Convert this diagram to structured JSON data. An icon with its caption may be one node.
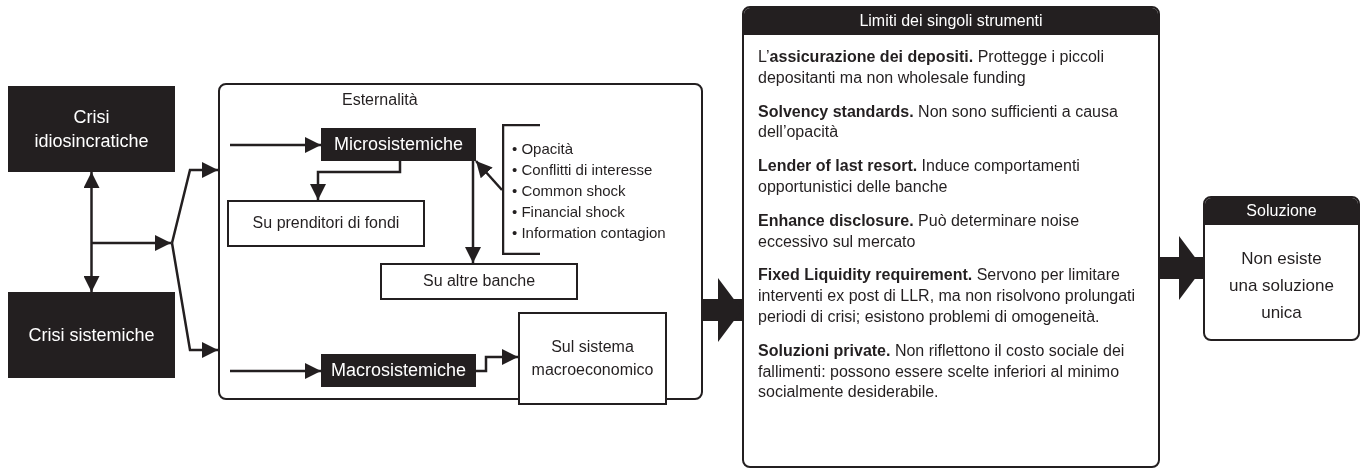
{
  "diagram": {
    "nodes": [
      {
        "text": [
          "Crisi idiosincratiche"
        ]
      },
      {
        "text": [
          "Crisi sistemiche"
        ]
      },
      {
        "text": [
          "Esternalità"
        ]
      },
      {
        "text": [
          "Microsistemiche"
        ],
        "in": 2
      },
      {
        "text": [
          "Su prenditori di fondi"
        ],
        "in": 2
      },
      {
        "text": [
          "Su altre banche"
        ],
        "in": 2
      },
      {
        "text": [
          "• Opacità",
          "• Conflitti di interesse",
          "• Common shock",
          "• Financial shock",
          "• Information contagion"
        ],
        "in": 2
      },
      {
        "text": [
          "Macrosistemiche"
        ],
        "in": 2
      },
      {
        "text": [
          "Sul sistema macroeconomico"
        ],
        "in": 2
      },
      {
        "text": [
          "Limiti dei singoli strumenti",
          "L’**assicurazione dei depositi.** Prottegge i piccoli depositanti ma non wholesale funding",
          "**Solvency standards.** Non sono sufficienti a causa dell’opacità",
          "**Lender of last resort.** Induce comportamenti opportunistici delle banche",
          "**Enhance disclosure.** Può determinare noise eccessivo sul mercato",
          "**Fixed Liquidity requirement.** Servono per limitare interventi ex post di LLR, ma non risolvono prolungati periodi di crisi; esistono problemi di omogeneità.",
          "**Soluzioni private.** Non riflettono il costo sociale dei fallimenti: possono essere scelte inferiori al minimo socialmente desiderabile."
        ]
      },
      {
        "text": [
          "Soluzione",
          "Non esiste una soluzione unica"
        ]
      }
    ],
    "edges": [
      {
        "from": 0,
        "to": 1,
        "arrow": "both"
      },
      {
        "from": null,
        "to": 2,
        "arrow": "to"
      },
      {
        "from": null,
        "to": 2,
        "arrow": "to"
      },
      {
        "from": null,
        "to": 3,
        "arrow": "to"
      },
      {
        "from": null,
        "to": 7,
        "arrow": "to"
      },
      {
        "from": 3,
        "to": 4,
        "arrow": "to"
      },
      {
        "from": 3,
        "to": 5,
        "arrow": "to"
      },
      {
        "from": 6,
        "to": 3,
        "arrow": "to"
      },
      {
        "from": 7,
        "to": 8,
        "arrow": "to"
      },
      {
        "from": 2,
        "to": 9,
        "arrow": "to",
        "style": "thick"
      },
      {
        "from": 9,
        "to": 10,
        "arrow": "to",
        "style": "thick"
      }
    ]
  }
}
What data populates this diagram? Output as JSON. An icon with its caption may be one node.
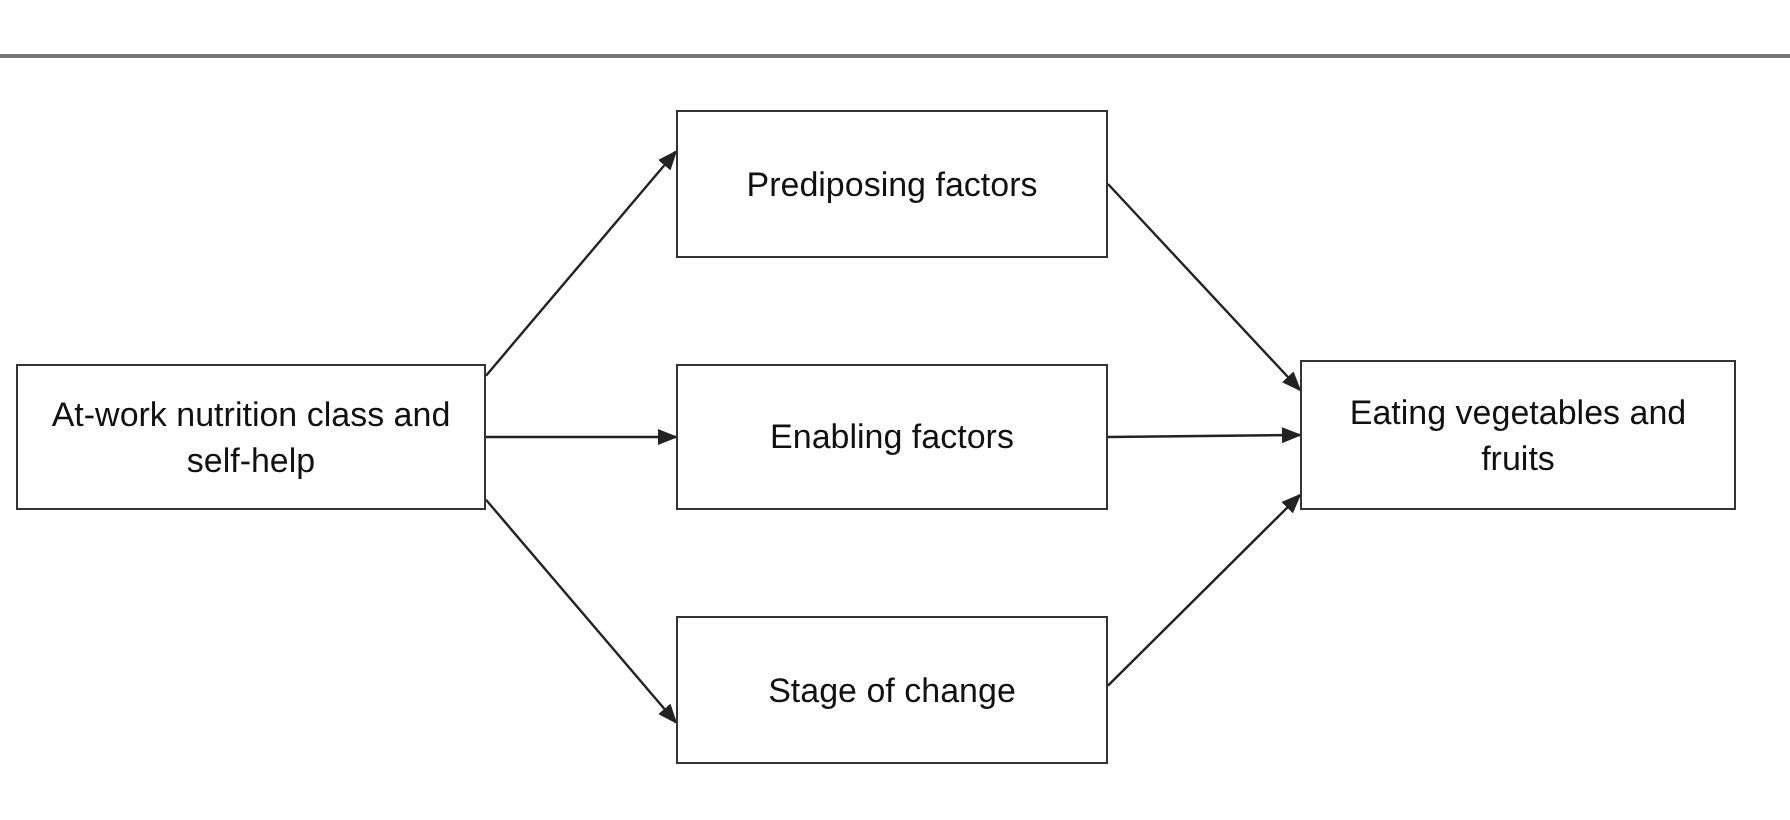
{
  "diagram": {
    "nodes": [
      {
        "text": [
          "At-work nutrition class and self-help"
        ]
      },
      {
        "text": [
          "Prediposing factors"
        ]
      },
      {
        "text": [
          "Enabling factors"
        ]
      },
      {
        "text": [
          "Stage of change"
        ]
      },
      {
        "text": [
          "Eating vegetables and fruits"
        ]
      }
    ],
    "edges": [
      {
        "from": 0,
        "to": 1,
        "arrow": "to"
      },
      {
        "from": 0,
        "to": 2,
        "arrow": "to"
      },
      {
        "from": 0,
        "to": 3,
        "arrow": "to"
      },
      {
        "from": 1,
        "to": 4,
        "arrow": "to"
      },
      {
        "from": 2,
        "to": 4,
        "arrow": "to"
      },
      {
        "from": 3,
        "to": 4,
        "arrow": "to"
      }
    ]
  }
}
==*==
:: WHAT IS EXPECTED ::
Return only the number of lines in the entries that contain the string "icon".

:: THE ANSWER ::
2